Gather the lines that hold the string "Negative".

Items from a data source:
▼▼▼
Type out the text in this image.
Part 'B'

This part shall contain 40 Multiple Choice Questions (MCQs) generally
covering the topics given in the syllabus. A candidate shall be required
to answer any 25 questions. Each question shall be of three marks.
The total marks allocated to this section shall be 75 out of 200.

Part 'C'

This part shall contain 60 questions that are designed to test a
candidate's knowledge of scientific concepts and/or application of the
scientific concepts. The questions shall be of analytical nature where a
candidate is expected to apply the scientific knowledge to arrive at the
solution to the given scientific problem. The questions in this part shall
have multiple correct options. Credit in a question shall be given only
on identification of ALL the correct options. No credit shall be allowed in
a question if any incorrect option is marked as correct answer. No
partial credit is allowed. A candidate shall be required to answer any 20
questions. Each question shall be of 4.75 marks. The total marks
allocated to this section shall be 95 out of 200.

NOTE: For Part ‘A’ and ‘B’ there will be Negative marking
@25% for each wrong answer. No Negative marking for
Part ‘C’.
▲▲▲
Output of the task:
NOTE: For Part ‘A’ and ‘B’ there will be Negative marking
@25% for each wrong answer. No Negative marking for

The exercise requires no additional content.